■ **WHAT IS NEEDED**
Every record that follows should be printed verbatim.

[Begin STORED RECORDS]

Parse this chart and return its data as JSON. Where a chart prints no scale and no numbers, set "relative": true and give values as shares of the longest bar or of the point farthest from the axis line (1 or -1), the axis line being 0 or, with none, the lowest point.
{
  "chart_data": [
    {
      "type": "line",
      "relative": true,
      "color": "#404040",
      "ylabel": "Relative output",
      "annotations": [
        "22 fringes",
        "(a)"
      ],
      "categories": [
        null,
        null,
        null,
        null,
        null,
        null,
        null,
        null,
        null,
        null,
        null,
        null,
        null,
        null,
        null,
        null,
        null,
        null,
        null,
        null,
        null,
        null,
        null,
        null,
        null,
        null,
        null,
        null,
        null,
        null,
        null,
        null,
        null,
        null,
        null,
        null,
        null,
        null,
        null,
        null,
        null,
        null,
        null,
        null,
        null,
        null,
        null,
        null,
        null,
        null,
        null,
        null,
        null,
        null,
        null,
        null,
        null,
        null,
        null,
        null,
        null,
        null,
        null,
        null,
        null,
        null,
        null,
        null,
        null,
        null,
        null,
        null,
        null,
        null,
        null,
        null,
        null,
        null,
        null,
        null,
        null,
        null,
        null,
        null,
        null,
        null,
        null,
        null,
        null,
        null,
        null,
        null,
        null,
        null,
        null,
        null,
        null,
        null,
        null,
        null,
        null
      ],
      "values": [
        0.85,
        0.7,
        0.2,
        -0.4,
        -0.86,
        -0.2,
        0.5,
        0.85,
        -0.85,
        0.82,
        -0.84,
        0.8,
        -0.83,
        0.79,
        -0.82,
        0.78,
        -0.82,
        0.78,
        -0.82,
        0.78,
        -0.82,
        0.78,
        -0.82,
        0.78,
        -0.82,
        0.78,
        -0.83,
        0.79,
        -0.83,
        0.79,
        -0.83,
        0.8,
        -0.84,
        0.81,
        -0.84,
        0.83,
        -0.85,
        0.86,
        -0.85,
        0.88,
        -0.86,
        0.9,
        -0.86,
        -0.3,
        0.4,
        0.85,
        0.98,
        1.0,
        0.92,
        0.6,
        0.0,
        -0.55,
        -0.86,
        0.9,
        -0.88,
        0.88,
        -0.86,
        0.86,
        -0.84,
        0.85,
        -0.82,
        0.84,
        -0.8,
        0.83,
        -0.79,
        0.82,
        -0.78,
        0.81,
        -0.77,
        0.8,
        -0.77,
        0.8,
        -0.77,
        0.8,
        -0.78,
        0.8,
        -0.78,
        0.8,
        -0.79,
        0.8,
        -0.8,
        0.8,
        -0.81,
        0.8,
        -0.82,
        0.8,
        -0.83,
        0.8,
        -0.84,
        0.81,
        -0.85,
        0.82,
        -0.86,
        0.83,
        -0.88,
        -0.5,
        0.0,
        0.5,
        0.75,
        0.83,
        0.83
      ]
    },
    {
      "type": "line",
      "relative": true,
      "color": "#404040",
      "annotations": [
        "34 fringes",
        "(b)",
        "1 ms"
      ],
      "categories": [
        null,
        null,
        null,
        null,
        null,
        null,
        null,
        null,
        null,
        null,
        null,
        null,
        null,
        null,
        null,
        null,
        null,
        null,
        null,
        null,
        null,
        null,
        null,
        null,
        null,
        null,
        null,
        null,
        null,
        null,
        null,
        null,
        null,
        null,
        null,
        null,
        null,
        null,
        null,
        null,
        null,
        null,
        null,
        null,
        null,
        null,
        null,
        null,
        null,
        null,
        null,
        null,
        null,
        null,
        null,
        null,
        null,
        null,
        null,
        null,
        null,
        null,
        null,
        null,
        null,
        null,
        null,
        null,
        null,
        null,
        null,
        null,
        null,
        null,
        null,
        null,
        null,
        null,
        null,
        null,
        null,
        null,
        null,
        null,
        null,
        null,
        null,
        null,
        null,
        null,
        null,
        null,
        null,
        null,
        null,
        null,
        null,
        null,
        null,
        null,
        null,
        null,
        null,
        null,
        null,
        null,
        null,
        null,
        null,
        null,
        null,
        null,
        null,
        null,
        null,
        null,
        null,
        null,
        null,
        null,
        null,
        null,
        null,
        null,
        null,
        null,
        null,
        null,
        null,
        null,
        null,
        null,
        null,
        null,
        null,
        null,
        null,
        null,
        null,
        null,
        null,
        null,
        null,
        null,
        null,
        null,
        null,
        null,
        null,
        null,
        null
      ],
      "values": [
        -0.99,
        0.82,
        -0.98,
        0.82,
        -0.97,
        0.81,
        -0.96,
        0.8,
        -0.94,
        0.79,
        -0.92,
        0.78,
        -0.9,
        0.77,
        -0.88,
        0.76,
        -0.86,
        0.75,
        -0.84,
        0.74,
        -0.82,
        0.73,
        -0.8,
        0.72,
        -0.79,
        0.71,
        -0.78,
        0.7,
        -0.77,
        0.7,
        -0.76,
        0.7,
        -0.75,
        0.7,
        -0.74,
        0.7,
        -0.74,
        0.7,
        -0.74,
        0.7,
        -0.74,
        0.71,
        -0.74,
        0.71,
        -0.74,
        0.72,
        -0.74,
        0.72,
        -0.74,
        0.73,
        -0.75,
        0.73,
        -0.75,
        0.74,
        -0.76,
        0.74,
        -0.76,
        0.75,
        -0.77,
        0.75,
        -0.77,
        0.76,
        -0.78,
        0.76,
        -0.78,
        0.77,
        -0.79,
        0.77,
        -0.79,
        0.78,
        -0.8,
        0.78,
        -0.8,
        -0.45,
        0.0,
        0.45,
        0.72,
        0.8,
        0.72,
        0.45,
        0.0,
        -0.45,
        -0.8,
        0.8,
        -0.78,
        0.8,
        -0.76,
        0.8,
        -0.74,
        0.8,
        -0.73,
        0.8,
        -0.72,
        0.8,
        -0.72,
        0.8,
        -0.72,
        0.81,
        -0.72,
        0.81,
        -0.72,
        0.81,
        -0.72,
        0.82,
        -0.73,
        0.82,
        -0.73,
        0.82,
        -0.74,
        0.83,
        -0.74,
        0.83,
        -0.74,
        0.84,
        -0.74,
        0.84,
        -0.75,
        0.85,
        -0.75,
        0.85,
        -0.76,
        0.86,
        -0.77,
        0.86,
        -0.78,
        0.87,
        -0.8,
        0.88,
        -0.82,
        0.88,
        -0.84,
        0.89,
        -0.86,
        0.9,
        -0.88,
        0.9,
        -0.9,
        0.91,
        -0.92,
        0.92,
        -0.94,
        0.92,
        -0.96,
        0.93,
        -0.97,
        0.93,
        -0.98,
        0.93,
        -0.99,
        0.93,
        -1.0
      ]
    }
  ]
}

[End STORED RECORDS]

■ **ANSWER FOR THE TASK**
Parse this chart and return its data as JSON. Where a chart prints no scale and no numbers, set "relative": true and give values as shares of the longest bar or of the point farthest from the axis line (1 or -1), the axis line being 0 or, with none, the lowest point.
{
  "chart_data": [
    {
      "type": "line",
      "relative": true,
      "color": "#404040",
      "ylabel": "Relative output",
      "annotations": [
        "22 fringes",
        "(a)"
      ],
      "categories": [
        null,
        null,
        null,
        null,
        null,
        null,
        null,
        null,
        null,
        null,
        null,
        null,
        null,
        null,
        null,
        null,
        null,
        null,
        null,
        null,
        null,
        null,
        null,
        null,
        null,
        null,
        null,
        null,
        null,
        null,
        null,
        null,
        null,
        null,
        null,
        null,
        null,
        null,
        null,
        null,
        null,
        null,
        null,
        null,
        null,
        null,
        null,
        null,
        null,
        null,
        null,
        null,
        null,
        null,
        null,
        null,
        null,
        null,
        null,
        null,
        null,
        null,
        null,
        null,
        null,
        null,
        null,
        null,
        null,
        null,
        null,
        null,
        null,
        null,
        null,
        null,
        null,
        null,
        null,
        null,
        null,
        null,
        null,
        null,
        null,
        null,
        null,
        null,
        null,
        null,
        null,
        null,
        null,
        null,
        null,
        null,
        null,
        null,
        null,
        null,
        null
      ],
      "values": [
        0.85,
        0.7,
        0.2,
        -0.4,
        -0.86,
        -0.2,
        0.5,
        0.85,
        -0.85,
        0.82,
        -0.84,
        0.8,
        -0.83,
        0.79,
        -0.82,
        0.78,
        -0.82,
        0.78,
        -0.82,
        0.78,
        -0.82,
        0.78,
        -0.82,
        0.78,
        -0.82,
        0.78,
        -0.83,
        0.79,
        -0.83,
        0.79,
        -0.83,
        0.8,
        -0.84,
        0.81,
        -0.84,
        0.83,
        -0.85,
        0.86,
        -0.85,
        0.88,
        -0.86,
        0.9,
        -0.86,
        -0.3,
        0.4,
        0.85,
        0.98,
        1.0,
        0.92,
        0.6,
        0.0,
        -0.55,
        -0.86,
        0.9,
        -0.88,
        0.88,
        -0.86,
        0.86,
        -0.84,
        0.85,
        -0.82,
        0.84,
        -0.8,
        0.83,
        -0.79,
        0.82,
        -0.78,
        0.81,
        -0.77,
        0.8,
        -0.77,
        0.8,
        -0.77,
        0.8,
        -0.78,
        0.8,
        -0.78,
        0.8,
        -0.79,
        0.8,
        -0.8,
        0.8,
        -0.81,
        0.8,
        -0.82,
        0.8,
        -0.83,
        0.8,
        -0.84,
        0.81,
        -0.85,
        0.82,
        -0.86,
        0.83,
        -0.88,
        -0.5,
        0.0,
        0.5,
        0.75,
        0.83,
        0.83
      ]
    },
    {
      "type": "line",
      "relative": true,
      "color": "#404040",
      "annotations": [
        "34 fringes",
        "(b)",
        "1 ms"
      ],
      "categories": [
        null,
        null,
        null,
        null,
        null,
        null,
        null,
        null,
        null,
        null,
        null,
        null,
        null,
        null,
        null,
        null,
        null,
        null,
        null,
        null,
        null,
        null,
        null,
        null,
        null,
        null,
        null,
        null,
        null,
        null,
        null,
        null,
        null,
        null,
        null,
        null,
        null,
        null,
        null,
        null,
        null,
        null,
        null,
        null,
        null,
        null,
        null,
        null,
        null,
        null,
        null,
        null,
        null,
        null,
        null,
        null,
        null,
        null,
        null,
        null,
        null,
        null,
        null,
        null,
        null,
        null,
        null,
        null,
        null,
        null,
        null,
        null,
        null,
        null,
        null,
        null,
        null,
        null,
        null,
        null,
        null,
        null,
        null,
        null,
        null,
        null,
        null,
        null,
        null,
        null,
        null,
        null,
        null,
        null,
        null,
        null,
        null,
        null,
        null,
        null,
        null,
        null,
        null,
        null,
        null,
        null,
        null,
        null,
        null,
        null,
        null,
        null,
        null,
        null,
        null,
        null,
        null,
        null,
        null,
        null,
        null,
        null,
        null,
        null,
        null,
        null,
        null,
        null,
        null,
        null,
        null,
        null,
        null,
        null,
        null,
        null,
        null,
        null,
        null,
        null,
        null,
        null,
        null,
        null,
        null,
        null,
        null,
        null,
        null,
        null,
        null
      ],
      "values": [
        -0.99,
        0.82,
        -0.98,
        0.82,
        -0.97,
        0.81,
        -0.96,
        0.8,
        -0.94,
        0.79,
        -0.92,
        0.78,
        -0.9,
        0.77,
        -0.88,
        0.76,
        -0.86,
        0.75,
        -0.84,
        0.74,
        -0.82,
        0.73,
        -0.8,
        0.72,
        -0.79,
        0.71,
        -0.78,
        0.7,
        -0.77,
        0.7,
        -0.76,
        0.7,
        -0.75,
        0.7,
        -0.74,
        0.7,
        -0.74,
        0.7,
        -0.74,
        0.7,
        -0.74,
        0.71,
        -0.74,
        0.71,
        -0.74,
        0.72,
        -0.74,
        0.72,
        -0.74,
        0.73,
        -0.75,
        0.73,
        -0.75,
        0.74,
        -0.76,
        0.74,
        -0.76,
        0.75,
        -0.77,
        0.75,
        -0.77,
        0.76,
        -0.78,
        0.76,
        -0.78,
        0.77,
        -0.79,
        0.77,
        -0.79,
        0.78,
        -0.8,
        0.78,
        -0.8,
        -0.45,
        0.0,
        0.45,
        0.72,
        0.8,
        0.72,
        0.45,
        0.0,
        -0.45,
        -0.8,
        0.8,
        -0.78,
        0.8,
        -0.76,
        0.8,
        -0.74,
        0.8,
        -0.73,
        0.8,
        -0.72,
        0.8,
        -0.72,
        0.8,
        -0.72,
        0.81,
        -0.72,
        0.81,
        -0.72,
        0.81,
        -0.72,
        0.82,
        -0.73,
        0.82,
        -0.73,
        0.82,
        -0.74,
        0.83,
        -0.74,
        0.83,
        -0.74,
        0.84,
        -0.74,
        0.84,
        -0.75,
        0.85,
        -0.75,
        0.85,
        -0.76,
        0.86,
        -0.77,
        0.86,
        -0.78,
        0.87,
        -0.8,
        0.88,
        -0.82,
        0.88,
        -0.84,
        0.89,
        -0.86,
        0.9,
        -0.88,
        0.9,
        -0.9,
        0.91,
        -0.92,
        0.92,
        -0.94,
        0.92,
        -0.96,
        0.93,
        -0.97,
        0.93,
        -0.98,
        0.93,
        -0.99,
        0.93,
        -1.0
      ]
    }
  ]
}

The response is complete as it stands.